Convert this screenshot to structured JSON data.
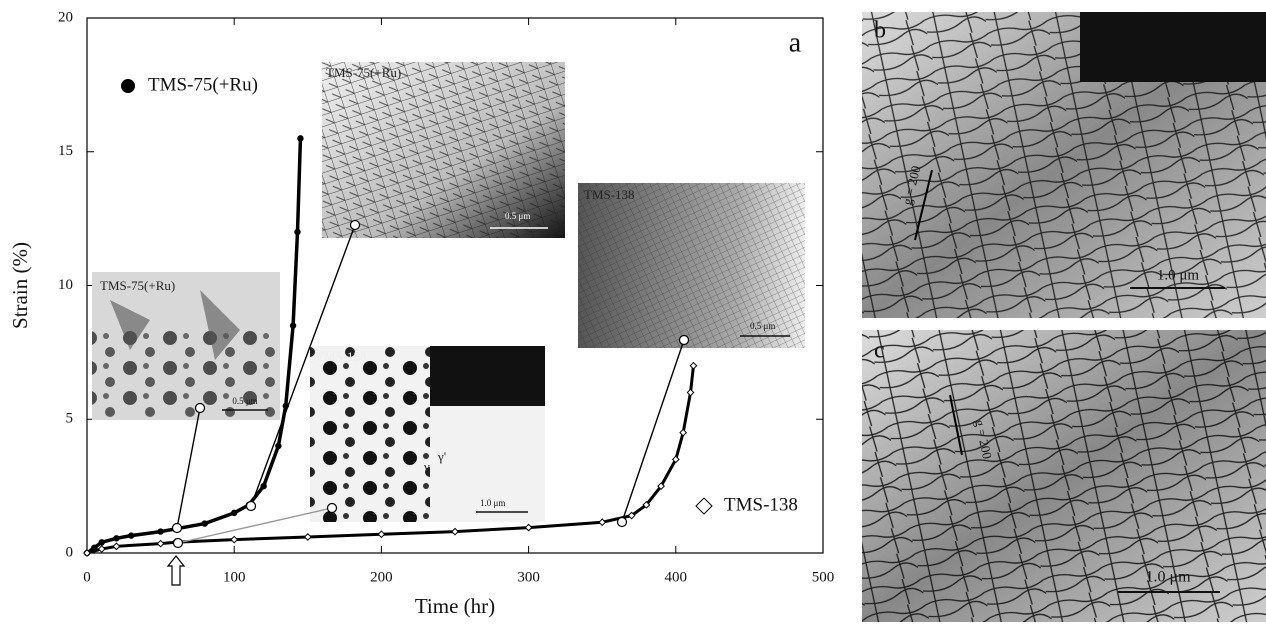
{
  "chart_data": {
    "type": "scatter",
    "panel_label": "a",
    "xlabel": "Time (hr)",
    "ylabel": "Strain (%)",
    "xlim": [
      0,
      500
    ],
    "ylim": [
      0,
      20
    ],
    "xticks": [
      0,
      100,
      200,
      300,
      400,
      500
    ],
    "yticks": [
      0,
      5,
      10,
      15,
      20
    ],
    "series": [
      {
        "name": "TMS-75(+Ru)",
        "color": "#000000",
        "marker": "circle",
        "x": [
          0,
          5,
          10,
          20,
          30,
          50,
          60,
          80,
          100,
          110,
          120,
          130,
          135,
          140,
          143,
          145
        ],
        "values": [
          0,
          0.2,
          0.4,
          0.55,
          0.65,
          0.8,
          0.9,
          1.1,
          1.5,
          1.8,
          2.5,
          4,
          5.5,
          8.5,
          12,
          15.5
        ]
      },
      {
        "name": "TMS-138",
        "color": "#000000",
        "marker": "diamond",
        "x": [
          0,
          10,
          20,
          50,
          60,
          100,
          150,
          200,
          250,
          300,
          350,
          370,
          380,
          390,
          400,
          405,
          410,
          412
        ],
        "values": [
          0,
          0.15,
          0.25,
          0.35,
          0.4,
          0.5,
          0.6,
          0.7,
          0.8,
          0.95,
          1.15,
          1.4,
          1.8,
          2.5,
          3.5,
          4.5,
          6,
          7
        ]
      }
    ]
  },
  "insets": [
    {
      "label": "TMS-75(+Ru)",
      "scale": "0.5 μm"
    },
    {
      "label": "TMS-75(+Ru)",
      "scale": "0.5 μm"
    },
    {
      "label": "TMS-138",
      "scale": "1.0 μm",
      "phases": [
        "γ",
        "γ'"
      ]
    },
    {
      "label": "TMS-138",
      "scale": "0.5 μm"
    }
  ],
  "panels": [
    {
      "label": "b",
      "vector": "g = 200",
      "scale": "1.0 μm"
    },
    {
      "label": "c",
      "vector": "g = 200",
      "scale": "1.0 μm"
    }
  ]
}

──────────────────────────────

# Directions for this task
Copy the material exactly. Do not include the pictures.

# Right answer
Convert this screenshot to structured JSON data.
{
  "chart_data": {
    "type": "scatter",
    "panel_label": "a",
    "xlabel": "Time (hr)",
    "ylabel": "Strain (%)",
    "xlim": [
      0,
      500
    ],
    "ylim": [
      0,
      20
    ],
    "xticks": [
      0,
      100,
      200,
      300,
      400,
      500
    ],
    "yticks": [
      0,
      5,
      10,
      15,
      20
    ],
    "series": [
      {
        "name": "TMS-75(+Ru)",
        "color": "#000000",
        "marker": "circle",
        "x": [
          0,
          5,
          10,
          20,
          30,
          50,
          60,
          80,
          100,
          110,
          120,
          130,
          135,
          140,
          143,
          145
        ],
        "values": [
          0,
          0.2,
          0.4,
          0.55,
          0.65,
          0.8,
          0.9,
          1.1,
          1.5,
          1.8,
          2.5,
          4,
          5.5,
          8.5,
          12,
          15.5
        ]
      },
      {
        "name": "TMS-138",
        "color": "#000000",
        "marker": "diamond",
        "x": [
          0,
          10,
          20,
          50,
          60,
          100,
          150,
          200,
          250,
          300,
          350,
          370,
          380,
          390,
          400,
          405,
          410,
          412
        ],
        "values": [
          0,
          0.15,
          0.25,
          0.35,
          0.4,
          0.5,
          0.6,
          0.7,
          0.8,
          0.95,
          1.15,
          1.4,
          1.8,
          2.5,
          3.5,
          4.5,
          6,
          7
        ]
      }
    ]
  },
  "insets": [
    {
      "label": "TMS-75(+Ru)",
      "scale": "0.5 μm"
    },
    {
      "label": "TMS-75(+Ru)",
      "scale": "0.5 μm"
    },
    {
      "label": "TMS-138",
      "scale": "1.0 μm",
      "phases": [
        "γ",
        "γ'"
      ]
    },
    {
      "label": "TMS-138",
      "scale": "0.5 μm"
    }
  ],
  "panels": [
    {
      "label": "b",
      "vector": "g = 200",
      "scale": "1.0 μm"
    },
    {
      "label": "c",
      "vector": "g = 200",
      "scale": "1.0 μm"
    }
  ]
}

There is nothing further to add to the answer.